DIRECTION ▸
Copy, in full, each line of the material that holds the word "Forecast".

Figure record extracts ▸
============================================================

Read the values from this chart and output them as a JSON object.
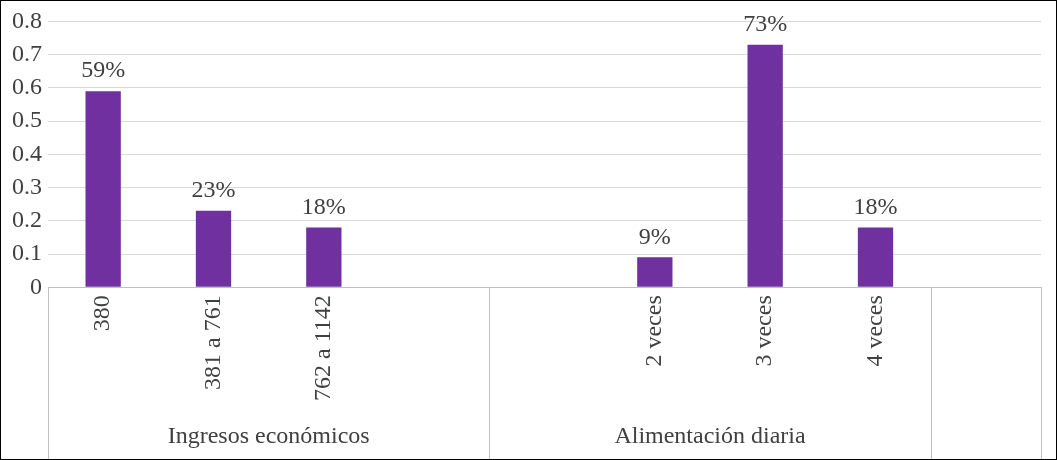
{
  "chart_data": {
    "type": "bar",
    "categories": [
      "380",
      "381 a 761",
      "762 a 1142",
      null,
      null,
      "2 veces",
      "3 veces",
      "4 veces",
      null
    ],
    "values": [
      0.59,
      0.23,
      0.18,
      null,
      null,
      0.09,
      0.73,
      0.18,
      null
    ],
    "value_labels": [
      "59%",
      "23%",
      "18%",
      null,
      null,
      "9%",
      "73%",
      "18%",
      null
    ],
    "color": "#7030a0",
    "ylim": [
      0,
      0.8
    ],
    "yticks": [
      0,
      0.1,
      0.2,
      0.3,
      0.4,
      0.5,
      0.6,
      0.7,
      0.8
    ],
    "grid": "y",
    "annotations": [
      "Ingresos económicos",
      "Alimentación diaria"
    ]
  }
}
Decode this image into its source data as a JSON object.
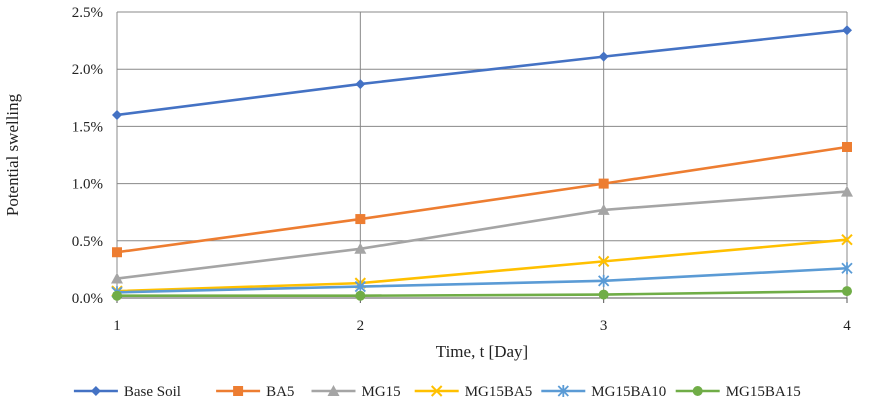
{
  "chart_data": {
    "type": "line",
    "title": "",
    "xlabel": "Time,  t [Day]",
    "ylabel": "Potential swelling",
    "x": [
      1,
      2,
      3,
      4
    ],
    "x_ticks": [
      "1",
      "2",
      "3",
      "4"
    ],
    "ylim": [
      0,
      2.5
    ],
    "y_ticks": [
      "0.0%",
      "0.5%",
      "1.0%",
      "1.5%",
      "2.0%",
      "2.5%"
    ],
    "y_unit": "%",
    "grid": true,
    "legend_position": "bottom",
    "series": [
      {
        "name": "Base Soil",
        "color": "#4472C4",
        "marker": "diamond",
        "values": [
          1.6,
          1.87,
          2.11,
          2.34
        ]
      },
      {
        "name": "BA5",
        "color": "#ED7D31",
        "marker": "square",
        "values": [
          0.4,
          0.69,
          1.0,
          1.32
        ]
      },
      {
        "name": "MG15",
        "color": "#A5A5A5",
        "marker": "triangle",
        "values": [
          0.17,
          0.43,
          0.77,
          0.93
        ]
      },
      {
        "name": "MG15BA5",
        "color": "#FFC000",
        "marker": "x",
        "values": [
          0.06,
          0.13,
          0.32,
          0.51
        ]
      },
      {
        "name": "MG15BA10",
        "color": "#5B9BD5",
        "marker": "star",
        "values": [
          0.05,
          0.1,
          0.15,
          0.26
        ]
      },
      {
        "name": "MG15BA15",
        "color": "#70AD47",
        "marker": "circle",
        "values": [
          0.02,
          0.02,
          0.03,
          0.06
        ]
      }
    ]
  }
}
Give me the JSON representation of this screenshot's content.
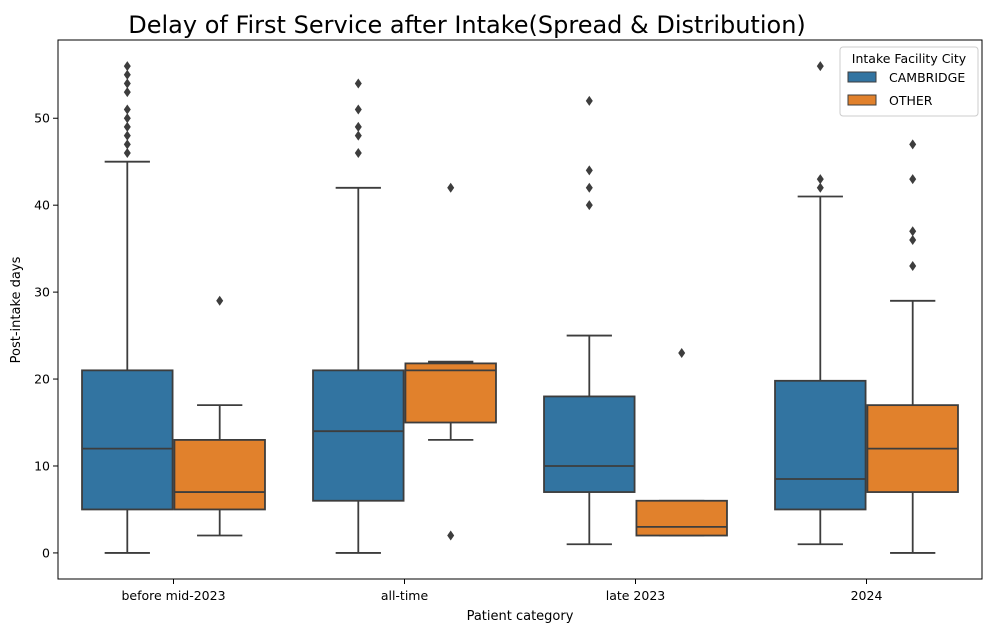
{
  "chart_data": {
    "type": "box",
    "title": "Delay of First Service after Intake(Spread & Distribution)",
    "xlabel": "Patient category",
    "ylabel": "Post-intake days",
    "categories": [
      "before mid-2023",
      "all-time",
      "late 2023",
      "2024"
    ],
    "ylim": [
      -3,
      59
    ],
    "yticks": [
      0,
      10,
      20,
      30,
      40,
      50
    ],
    "grid": false,
    "legend": {
      "title": "Intake Facility City",
      "placement": "top-right"
    },
    "series": [
      {
        "name": "CAMBRIDGE",
        "color": "#3274a1",
        "boxes": [
          {
            "min": 0,
            "q1": 5,
            "median": 12,
            "q3": 21,
            "max": 45,
            "outliers": [
              46,
              47,
              48,
              49,
              50,
              51,
              53,
              54,
              55,
              56
            ]
          },
          {
            "min": 0,
            "q1": 6,
            "median": 14,
            "q3": 21,
            "max": 42,
            "outliers": [
              46,
              48,
              49,
              51,
              54
            ]
          },
          {
            "min": 1,
            "q1": 7,
            "median": 10,
            "q3": 18,
            "max": 25,
            "outliers": [
              40,
              42,
              44,
              52
            ]
          },
          {
            "min": 1,
            "q1": 5,
            "median": 8.5,
            "q3": 19.8,
            "max": 41,
            "outliers": [
              42,
              43,
              56
            ]
          }
        ]
      },
      {
        "name": "OTHER",
        "color": "#e1812c",
        "boxes": [
          {
            "min": 2,
            "q1": 5,
            "median": 7,
            "q3": 13,
            "max": 17,
            "outliers": [
              29
            ]
          },
          {
            "min": 13,
            "q1": 15,
            "median": 21,
            "q3": 21.8,
            "max": 22,
            "outliers": [
              2,
              42
            ]
          },
          {
            "min": 2,
            "q1": 2,
            "median": 3,
            "q3": 6,
            "max": 6,
            "outliers": [
              23
            ]
          },
          {
            "min": 0,
            "q1": 7,
            "median": 12,
            "q3": 17,
            "max": 29,
            "outliers": [
              33,
              36,
              37,
              43,
              47
            ]
          }
        ]
      }
    ]
  }
}
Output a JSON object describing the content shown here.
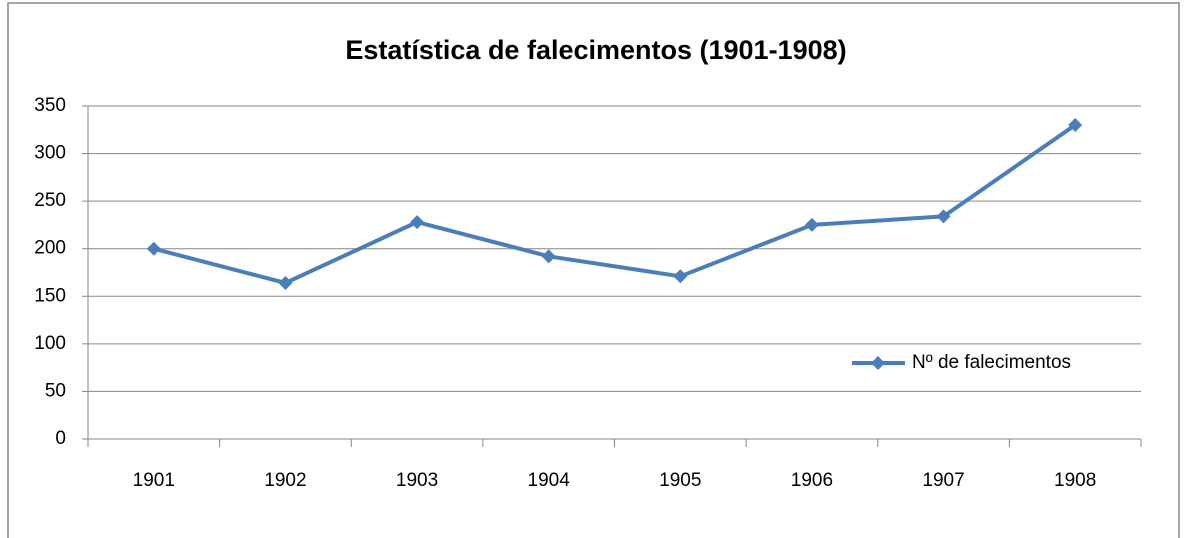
{
  "chart_data": {
    "type": "line",
    "title": "Estatística de falecimentos (1901-1908)",
    "categories": [
      "1901",
      "1902",
      "1903",
      "1904",
      "1905",
      "1906",
      "1907",
      "1908"
    ],
    "series": [
      {
        "name": "Nº de falecimentos",
        "color": "#4a7ebb",
        "values": [
          200,
          164,
          228,
          192,
          171,
          225,
          234,
          330
        ]
      }
    ],
    "ylim": [
      0,
      350
    ],
    "yticks": [
      0,
      50,
      100,
      150,
      200,
      250,
      300,
      350
    ],
    "grid": true,
    "legend": "right"
  }
}
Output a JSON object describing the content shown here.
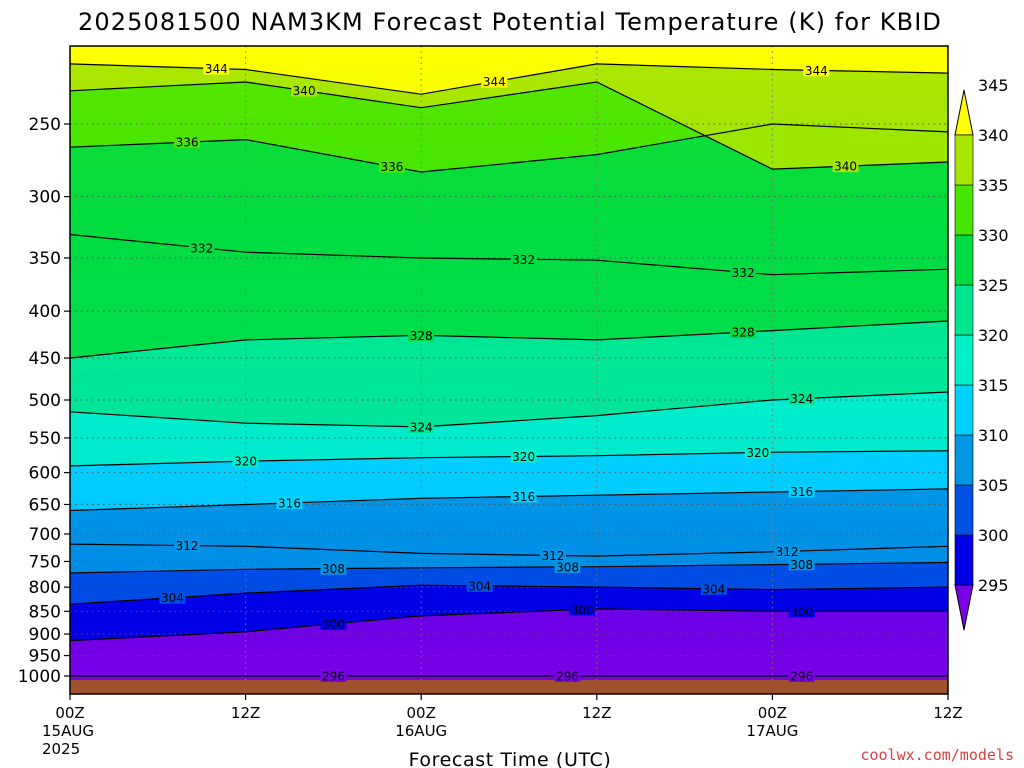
{
  "chart_data": {
    "type": "heatmap",
    "title": "2025081500 NAM3KM Forecast Potential Temperature (K) for KBID",
    "xlabel": "Forecast Time (UTC)",
    "ylabel": "",
    "x_ticks": [
      {
        "hour": 0,
        "lines": [
          "00Z",
          "15AUG",
          "2025"
        ]
      },
      {
        "hour": 12,
        "lines": [
          "12Z"
        ]
      },
      {
        "hour": 24,
        "lines": [
          "00Z",
          "16AUG"
        ]
      },
      {
        "hour": 36,
        "lines": [
          "12Z"
        ]
      },
      {
        "hour": 48,
        "lines": [
          "00Z",
          "17AUG"
        ]
      },
      {
        "hour": 60,
        "lines": [
          "12Z"
        ]
      }
    ],
    "xlim_hours": [
      0,
      60
    ],
    "y_axis": "pressure (log scale, inverted)",
    "y_ticks": [
      250,
      300,
      350,
      400,
      450,
      500,
      550,
      600,
      650,
      700,
      750,
      800,
      850,
      900,
      950,
      1000
    ],
    "ylim": [
      200,
      1025
    ],
    "grid": "dotted at tick positions",
    "colorbar": {
      "levels": [
        295,
        300,
        305,
        310,
        315,
        320,
        325,
        330,
        335,
        340,
        345
      ],
      "colors": [
        "#7a00e6",
        "#0000e6",
        "#0050e6",
        "#0096e6",
        "#00d2ff",
        "#00f0c8",
        "#00e690",
        "#00dc40",
        "#46e600",
        "#a6e600",
        "#ffff00"
      ],
      "extend": "both"
    },
    "contour_interval": 4,
    "contour_lines": [
      {
        "value": 296,
        "pressure": [
          1000,
          1000,
          1000,
          1000,
          1000,
          1000
        ],
        "labels": [
          18,
          34,
          50
        ]
      },
      {
        "value": 300,
        "pressure": [
          915,
          895,
          860,
          845,
          850,
          850
        ],
        "labels": [
          18,
          35,
          50
        ]
      },
      {
        "value": 304,
        "pressure": [
          835,
          812,
          796,
          800,
          805,
          800
        ],
        "labels": [
          7,
          28,
          44
        ]
      },
      {
        "value": 308,
        "pressure": [
          772,
          765,
          762,
          760,
          756,
          752
        ],
        "labels": [
          18,
          34,
          50
        ]
      },
      {
        "value": 312,
        "pressure": [
          718,
          722,
          735,
          740,
          732,
          722
        ],
        "labels": [
          8,
          33,
          49
        ]
      },
      {
        "value": 316,
        "pressure": [
          660,
          650,
          640,
          635,
          630,
          625
        ],
        "labels": [
          15,
          31,
          50
        ]
      },
      {
        "value": 320,
        "pressure": [
          590,
          583,
          578,
          575,
          570,
          568
        ],
        "labels": [
          12,
          31,
          47
        ]
      },
      {
        "value": 324,
        "pressure": [
          515,
          530,
          535,
          520,
          500,
          490
        ],
        "labels": [
          24,
          50
        ]
      },
      {
        "value": 328,
        "pressure": [
          450,
          430,
          425,
          430,
          420,
          410
        ],
        "labels": [
          24,
          46
        ]
      },
      {
        "value": 332,
        "pressure": [
          330,
          345,
          350,
          352,
          365,
          360
        ],
        "labels": [
          9,
          31,
          46
        ]
      },
      {
        "value": 336,
        "pressure": [
          265,
          260,
          282,
          270,
          250,
          255
        ],
        "labels": [
          8,
          22
        ]
      },
      {
        "value": 340,
        "pressure": [
          230,
          225,
          240,
          225,
          280,
          275
        ],
        "labels": [
          16,
          53
        ]
      },
      {
        "value": 344,
        "pressure": [
          215,
          218,
          232,
          215,
          218,
          220
        ],
        "labels": [
          10,
          29,
          51
        ]
      }
    ],
    "contour_labels": [
      "296",
      "300",
      "304",
      "308",
      "312",
      "316",
      "320",
      "324",
      "328",
      "332",
      "336",
      "340",
      "344"
    ],
    "ground_color": "#a0522d"
  },
  "credit": "coolwx.com/models"
}
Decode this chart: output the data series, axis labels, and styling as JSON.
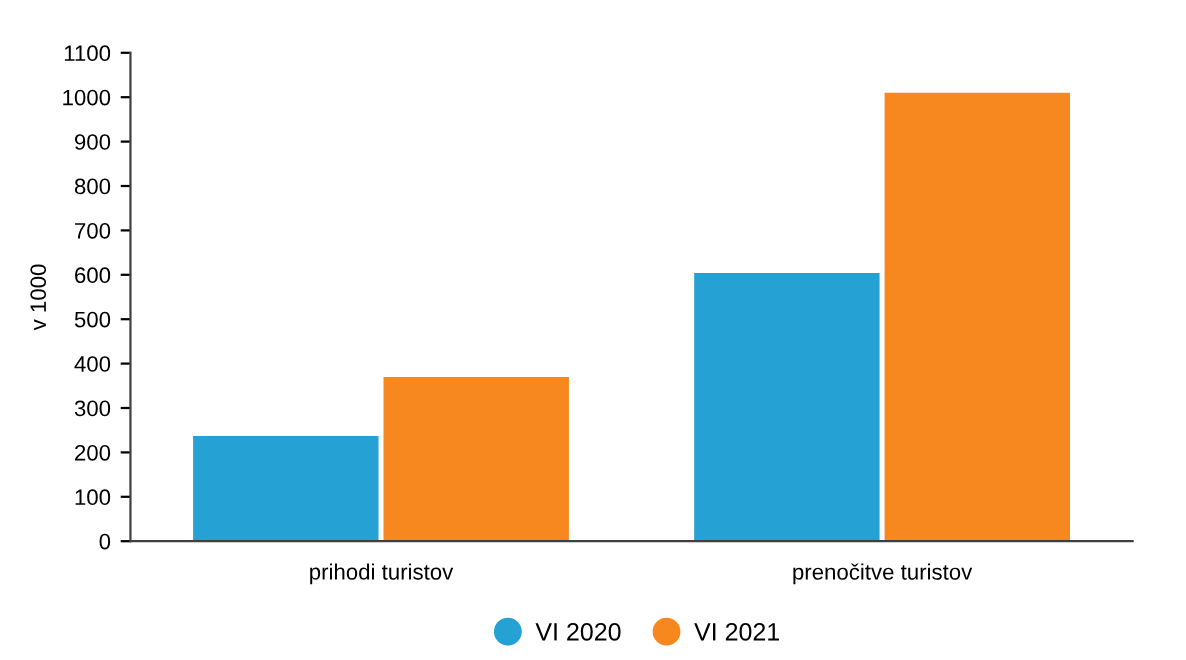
{
  "chart_data": {
    "type": "bar",
    "ylabel": "v 1000",
    "categories": [
      "prihodi turistov",
      "prenočitve turistov"
    ],
    "series": [
      {
        "name": "VI 2020",
        "color": "#25a1d4",
        "values": [
          237,
          604
        ]
      },
      {
        "name": "VI 2021",
        "color": "#f7871f",
        "values": [
          370,
          1010
        ]
      }
    ],
    "ylim": [
      0,
      1100
    ],
    "yticks": [
      0,
      100,
      200,
      300,
      400,
      500,
      600,
      700,
      800,
      900,
      1000,
      1100
    ],
    "grid": false,
    "legend": "bottom"
  }
}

============================================================

OUTPUT OF THE EXERCISE ▸
    "title": "2025081500 NAM3KM Forecast Potential Temperature (K) for KBID",
    "xlabel": "Forecast Time (UTC)",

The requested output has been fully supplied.